> _Written instruction_: Go through the entries below and write each one out exactly.

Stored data

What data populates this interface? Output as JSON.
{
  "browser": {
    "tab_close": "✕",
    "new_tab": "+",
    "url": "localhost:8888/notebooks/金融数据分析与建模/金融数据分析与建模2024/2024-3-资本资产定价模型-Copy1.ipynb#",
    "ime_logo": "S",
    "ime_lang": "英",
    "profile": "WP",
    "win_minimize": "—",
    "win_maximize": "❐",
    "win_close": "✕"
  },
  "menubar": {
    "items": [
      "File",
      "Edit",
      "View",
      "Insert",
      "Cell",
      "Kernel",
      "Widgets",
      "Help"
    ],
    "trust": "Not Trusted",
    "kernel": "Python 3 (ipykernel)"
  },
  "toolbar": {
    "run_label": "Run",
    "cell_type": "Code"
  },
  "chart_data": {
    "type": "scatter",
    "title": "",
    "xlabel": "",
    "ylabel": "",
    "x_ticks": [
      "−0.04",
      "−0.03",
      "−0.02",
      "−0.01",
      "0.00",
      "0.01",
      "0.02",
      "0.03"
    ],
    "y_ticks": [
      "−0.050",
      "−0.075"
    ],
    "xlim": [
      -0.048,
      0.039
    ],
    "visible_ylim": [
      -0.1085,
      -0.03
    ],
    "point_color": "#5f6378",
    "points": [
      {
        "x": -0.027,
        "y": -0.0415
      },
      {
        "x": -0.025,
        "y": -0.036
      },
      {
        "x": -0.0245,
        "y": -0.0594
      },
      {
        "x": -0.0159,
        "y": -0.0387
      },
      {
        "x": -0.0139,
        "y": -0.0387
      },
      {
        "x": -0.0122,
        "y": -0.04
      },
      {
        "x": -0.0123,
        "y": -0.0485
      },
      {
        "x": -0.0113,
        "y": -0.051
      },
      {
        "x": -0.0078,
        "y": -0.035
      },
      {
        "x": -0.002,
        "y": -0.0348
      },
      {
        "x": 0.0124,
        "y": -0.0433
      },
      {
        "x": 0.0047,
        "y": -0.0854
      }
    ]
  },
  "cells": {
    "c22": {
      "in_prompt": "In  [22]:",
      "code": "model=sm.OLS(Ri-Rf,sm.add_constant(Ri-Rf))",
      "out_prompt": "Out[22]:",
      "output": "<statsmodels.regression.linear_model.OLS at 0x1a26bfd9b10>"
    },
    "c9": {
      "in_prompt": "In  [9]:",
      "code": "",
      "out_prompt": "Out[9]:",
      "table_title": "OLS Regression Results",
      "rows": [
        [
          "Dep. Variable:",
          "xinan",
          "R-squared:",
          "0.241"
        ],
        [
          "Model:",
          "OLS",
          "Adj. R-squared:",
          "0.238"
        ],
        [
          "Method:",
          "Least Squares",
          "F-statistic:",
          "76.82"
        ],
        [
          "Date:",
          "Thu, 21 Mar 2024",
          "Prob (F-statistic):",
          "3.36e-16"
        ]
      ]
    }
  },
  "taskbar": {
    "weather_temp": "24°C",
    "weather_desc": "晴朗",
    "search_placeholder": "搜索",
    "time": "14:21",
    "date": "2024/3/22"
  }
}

> _Answer to the problem_:
What data populates this interface? Output as JSON.
{
  "browser": {
    "tab_close": "✕",
    "new_tab": "+",
    "url": "localhost:8888/notebooks/金融数据分析与建模/金融数据分析与建模2024/2024-3-资本资产定价模型-Copy1.ipynb#",
    "ime_logo": "S",
    "ime_lang": "英",
    "profile": "WP",
    "win_minimize": "—",
    "win_maximize": "❐",
    "win_close": "✕"
  },
  "menubar": {
    "items": [
      "File",
      "Edit",
      "View",
      "Insert",
      "Cell",
      "Kernel",
      "Widgets",
      "Help"
    ],
    "trust": "Not Trusted",
    "kernel": "Python 3 (ipykernel)"
  },
  "toolbar": {
    "run_label": "Run",
    "cell_type": "Code"
  },
  "chart_data": {
    "type": "scatter",
    "title": "",
    "xlabel": "",
    "ylabel": "",
    "x_ticks": [
      "−0.04",
      "−0.03",
      "−0.02",
      "−0.01",
      "0.00",
      "0.01",
      "0.02",
      "0.03"
    ],
    "y_ticks": [
      "−0.050",
      "−0.075"
    ],
    "xlim": [
      -0.048,
      0.039
    ],
    "visible_ylim": [
      -0.1085,
      -0.03
    ],
    "point_color": "#5f6378",
    "points": [
      {
        "x": -0.027,
        "y": -0.0415
      },
      {
        "x": -0.025,
        "y": -0.036
      },
      {
        "x": -0.0245,
        "y": -0.0594
      },
      {
        "x": -0.0159,
        "y": -0.0387
      },
      {
        "x": -0.0139,
        "y": -0.0387
      },
      {
        "x": -0.0122,
        "y": -0.04
      },
      {
        "x": -0.0123,
        "y": -0.0485
      },
      {
        "x": -0.0113,
        "y": -0.051
      },
      {
        "x": -0.0078,
        "y": -0.035
      },
      {
        "x": -0.002,
        "y": -0.0348
      },
      {
        "x": 0.0124,
        "y": -0.0433
      },
      {
        "x": 0.0047,
        "y": -0.0854
      }
    ]
  },
  "cells": {
    "c22": {
      "in_prompt": "In  [22]:",
      "code": "model=sm.OLS(Ri-Rf,sm.add_constant(Ri-Rf))",
      "out_prompt": "Out[22]:",
      "output": "<statsmodels.regression.linear_model.OLS at 0x1a26bfd9b10>"
    },
    "c9": {
      "in_prompt": "In  [9]:",
      "code": "",
      "out_prompt": "Out[9]:",
      "table_title": "OLS Regression Results",
      "rows": [
        [
          "Dep. Variable:",
          "xinan",
          "R-squared:",
          "0.241"
        ],
        [
          "Model:",
          "OLS",
          "Adj. R-squared:",
          "0.238"
        ],
        [
          "Method:",
          "Least Squares",
          "F-statistic:",
          "76.82"
        ],
        [
          "Date:",
          "Thu, 21 Mar 2024",
          "Prob (F-statistic):",
          "3.36e-16"
        ]
      ]
    }
  },
  "taskbar": {
    "weather_temp": "24°C",
    "weather_desc": "晴朗",
    "search_placeholder": "搜索",
    "time": "14:21",
    "date": "2024/3/22"
  }
}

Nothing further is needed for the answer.